Rewrite the lines below, putting "enclosing box" wherever "bounding box" appears and leaving everything else unchanged.

--- begin ---

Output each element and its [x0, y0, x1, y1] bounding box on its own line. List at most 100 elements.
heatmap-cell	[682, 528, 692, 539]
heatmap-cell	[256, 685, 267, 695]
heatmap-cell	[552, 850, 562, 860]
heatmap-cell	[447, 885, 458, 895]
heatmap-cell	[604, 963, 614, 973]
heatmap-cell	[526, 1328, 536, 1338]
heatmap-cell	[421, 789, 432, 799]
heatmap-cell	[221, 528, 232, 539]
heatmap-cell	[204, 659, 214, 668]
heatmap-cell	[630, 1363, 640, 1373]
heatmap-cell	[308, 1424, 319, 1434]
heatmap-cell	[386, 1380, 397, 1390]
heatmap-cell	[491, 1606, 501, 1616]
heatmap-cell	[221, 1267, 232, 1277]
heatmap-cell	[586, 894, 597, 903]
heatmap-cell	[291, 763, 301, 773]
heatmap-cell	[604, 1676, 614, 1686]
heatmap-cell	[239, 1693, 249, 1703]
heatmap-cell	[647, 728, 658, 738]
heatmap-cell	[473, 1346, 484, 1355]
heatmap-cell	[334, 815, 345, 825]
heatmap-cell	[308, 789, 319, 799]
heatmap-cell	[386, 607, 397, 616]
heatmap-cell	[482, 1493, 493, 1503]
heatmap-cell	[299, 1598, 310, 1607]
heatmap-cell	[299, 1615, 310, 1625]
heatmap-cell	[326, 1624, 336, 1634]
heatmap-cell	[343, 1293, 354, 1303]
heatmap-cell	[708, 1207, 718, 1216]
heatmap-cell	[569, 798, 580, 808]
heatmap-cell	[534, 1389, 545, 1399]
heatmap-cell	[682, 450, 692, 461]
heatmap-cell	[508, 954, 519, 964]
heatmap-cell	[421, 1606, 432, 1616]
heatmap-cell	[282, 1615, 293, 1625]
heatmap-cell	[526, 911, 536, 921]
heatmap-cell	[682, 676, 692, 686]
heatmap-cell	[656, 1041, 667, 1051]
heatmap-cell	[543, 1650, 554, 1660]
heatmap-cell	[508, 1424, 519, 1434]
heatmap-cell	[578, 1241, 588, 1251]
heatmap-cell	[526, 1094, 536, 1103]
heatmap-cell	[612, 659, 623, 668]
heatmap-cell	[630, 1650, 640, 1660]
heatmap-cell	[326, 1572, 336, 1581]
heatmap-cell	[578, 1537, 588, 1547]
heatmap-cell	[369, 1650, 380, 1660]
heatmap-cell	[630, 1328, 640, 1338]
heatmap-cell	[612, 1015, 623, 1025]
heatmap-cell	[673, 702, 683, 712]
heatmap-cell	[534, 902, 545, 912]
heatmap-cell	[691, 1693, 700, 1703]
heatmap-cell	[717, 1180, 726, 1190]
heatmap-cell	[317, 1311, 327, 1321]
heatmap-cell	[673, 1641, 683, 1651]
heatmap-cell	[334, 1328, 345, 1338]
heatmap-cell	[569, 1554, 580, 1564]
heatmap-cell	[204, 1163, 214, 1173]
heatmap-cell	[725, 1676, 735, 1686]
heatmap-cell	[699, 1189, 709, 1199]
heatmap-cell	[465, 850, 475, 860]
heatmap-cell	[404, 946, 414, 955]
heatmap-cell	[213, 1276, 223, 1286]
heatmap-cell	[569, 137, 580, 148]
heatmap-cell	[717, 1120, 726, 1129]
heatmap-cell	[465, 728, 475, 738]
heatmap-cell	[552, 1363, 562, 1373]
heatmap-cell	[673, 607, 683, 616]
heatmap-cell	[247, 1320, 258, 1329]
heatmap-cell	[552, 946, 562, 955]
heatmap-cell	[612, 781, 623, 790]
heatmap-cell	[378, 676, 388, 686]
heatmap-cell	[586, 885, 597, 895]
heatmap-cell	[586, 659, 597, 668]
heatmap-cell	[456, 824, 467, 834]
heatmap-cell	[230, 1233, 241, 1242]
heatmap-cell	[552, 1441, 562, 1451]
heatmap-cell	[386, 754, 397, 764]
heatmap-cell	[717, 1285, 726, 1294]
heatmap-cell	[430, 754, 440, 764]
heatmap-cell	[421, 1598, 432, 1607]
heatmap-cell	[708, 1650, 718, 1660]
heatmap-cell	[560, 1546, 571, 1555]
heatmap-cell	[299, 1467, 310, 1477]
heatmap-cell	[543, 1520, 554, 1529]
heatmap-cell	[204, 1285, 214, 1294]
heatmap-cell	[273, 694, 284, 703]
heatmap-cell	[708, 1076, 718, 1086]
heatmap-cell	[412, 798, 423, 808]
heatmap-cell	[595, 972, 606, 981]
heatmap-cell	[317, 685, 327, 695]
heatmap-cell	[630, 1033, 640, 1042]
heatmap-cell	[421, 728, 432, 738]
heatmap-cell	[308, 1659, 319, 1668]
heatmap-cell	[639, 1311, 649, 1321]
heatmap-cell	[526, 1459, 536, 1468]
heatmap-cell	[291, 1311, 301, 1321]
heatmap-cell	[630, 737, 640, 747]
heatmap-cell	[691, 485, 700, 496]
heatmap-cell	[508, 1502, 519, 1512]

--- end ---

#### RESULT:
Output each element and its [x0, y0, x1, y1] enclosing box on its own line. List at most 100 elements.
heatmap-cell	[682, 528, 692, 539]
heatmap-cell	[256, 685, 267, 695]
heatmap-cell	[552, 850, 562, 860]
heatmap-cell	[447, 885, 458, 895]
heatmap-cell	[604, 963, 614, 973]
heatmap-cell	[526, 1328, 536, 1338]
heatmap-cell	[421, 789, 432, 799]
heatmap-cell	[221, 528, 232, 539]
heatmap-cell	[204, 659, 214, 668]
heatmap-cell	[630, 1363, 640, 1373]
heatmap-cell	[308, 1424, 319, 1434]
heatmap-cell	[386, 1380, 397, 1390]
heatmap-cell	[491, 1606, 501, 1616]
heatmap-cell	[221, 1267, 232, 1277]
heatmap-cell	[586, 894, 597, 903]
heatmap-cell	[291, 763, 301, 773]
heatmap-cell	[604, 1676, 614, 1686]
heatmap-cell	[239, 1693, 249, 1703]
heatmap-cell	[647, 728, 658, 738]
heatmap-cell	[473, 1346, 484, 1355]
heatmap-cell	[334, 815, 345, 825]
heatmap-cell	[308, 789, 319, 799]
heatmap-cell	[386, 607, 397, 616]
heatmap-cell	[482, 1493, 493, 1503]
heatmap-cell	[299, 1598, 310, 1607]
heatmap-cell	[299, 1615, 310, 1625]
heatmap-cell	[326, 1624, 336, 1634]
heatmap-cell	[343, 1293, 354, 1303]
heatmap-cell	[708, 1207, 718, 1216]
heatmap-cell	[569, 798, 580, 808]
heatmap-cell	[534, 1389, 545, 1399]
heatmap-cell	[682, 450, 692, 461]
heatmap-cell	[508, 954, 519, 964]
heatmap-cell	[421, 1606, 432, 1616]
heatmap-cell	[282, 1615, 293, 1625]
heatmap-cell	[526, 911, 536, 921]
heatmap-cell	[682, 676, 692, 686]
heatmap-cell	[656, 1041, 667, 1051]
heatmap-cell	[543, 1650, 554, 1660]
heatmap-cell	[508, 1424, 519, 1434]
heatmap-cell	[578, 1241, 588, 1251]
heatmap-cell	[526, 1094, 536, 1103]
heatmap-cell	[612, 659, 623, 668]
heatmap-cell	[630, 1650, 640, 1660]
heatmap-cell	[326, 1572, 336, 1581]
heatmap-cell	[578, 1537, 588, 1547]
heatmap-cell	[369, 1650, 380, 1660]
heatmap-cell	[630, 1328, 640, 1338]
heatmap-cell	[612, 1015, 623, 1025]
heatmap-cell	[673, 702, 683, 712]
heatmap-cell	[534, 902, 545, 912]
heatmap-cell	[691, 1693, 700, 1703]
heatmap-cell	[717, 1180, 726, 1190]
heatmap-cell	[317, 1311, 327, 1321]
heatmap-cell	[673, 1641, 683, 1651]
heatmap-cell	[334, 1328, 345, 1338]
heatmap-cell	[569, 1554, 580, 1564]
heatmap-cell	[204, 1163, 214, 1173]
heatmap-cell	[725, 1676, 735, 1686]
heatmap-cell	[699, 1189, 709, 1199]
heatmap-cell	[465, 850, 475, 860]
heatmap-cell	[404, 946, 414, 955]
heatmap-cell	[213, 1276, 223, 1286]
heatmap-cell	[569, 137, 580, 148]
heatmap-cell	[717, 1120, 726, 1129]
heatmap-cell	[465, 728, 475, 738]
heatmap-cell	[552, 1363, 562, 1373]
heatmap-cell	[673, 607, 683, 616]
heatmap-cell	[247, 1320, 258, 1329]
heatmap-cell	[552, 946, 562, 955]
heatmap-cell	[612, 781, 623, 790]
heatmap-cell	[378, 676, 388, 686]
heatmap-cell	[586, 885, 597, 895]
heatmap-cell	[586, 659, 597, 668]
heatmap-cell	[456, 824, 467, 834]
heatmap-cell	[230, 1233, 241, 1242]
heatmap-cell	[552, 1441, 562, 1451]
heatmap-cell	[386, 754, 397, 764]
heatmap-cell	[717, 1285, 726, 1294]
heatmap-cell	[430, 754, 440, 764]
heatmap-cell	[421, 1598, 432, 1607]
heatmap-cell	[708, 1650, 718, 1660]
heatmap-cell	[560, 1546, 571, 1555]
heatmap-cell	[299, 1467, 310, 1477]
heatmap-cell	[543, 1520, 554, 1529]
heatmap-cell	[204, 1285, 214, 1294]
heatmap-cell	[273, 694, 284, 703]
heatmap-cell	[708, 1076, 718, 1086]
heatmap-cell	[412, 798, 423, 808]
heatmap-cell	[595, 972, 606, 981]
heatmap-cell	[317, 685, 327, 695]
heatmap-cell	[630, 1033, 640, 1042]
heatmap-cell	[421, 728, 432, 738]
heatmap-cell	[308, 1659, 319, 1668]
heatmap-cell	[639, 1311, 649, 1321]
heatmap-cell	[526, 1459, 536, 1468]
heatmap-cell	[291, 1311, 301, 1321]
heatmap-cell	[630, 737, 640, 747]
heatmap-cell	[691, 485, 700, 496]
heatmap-cell	[508, 1502, 519, 1512]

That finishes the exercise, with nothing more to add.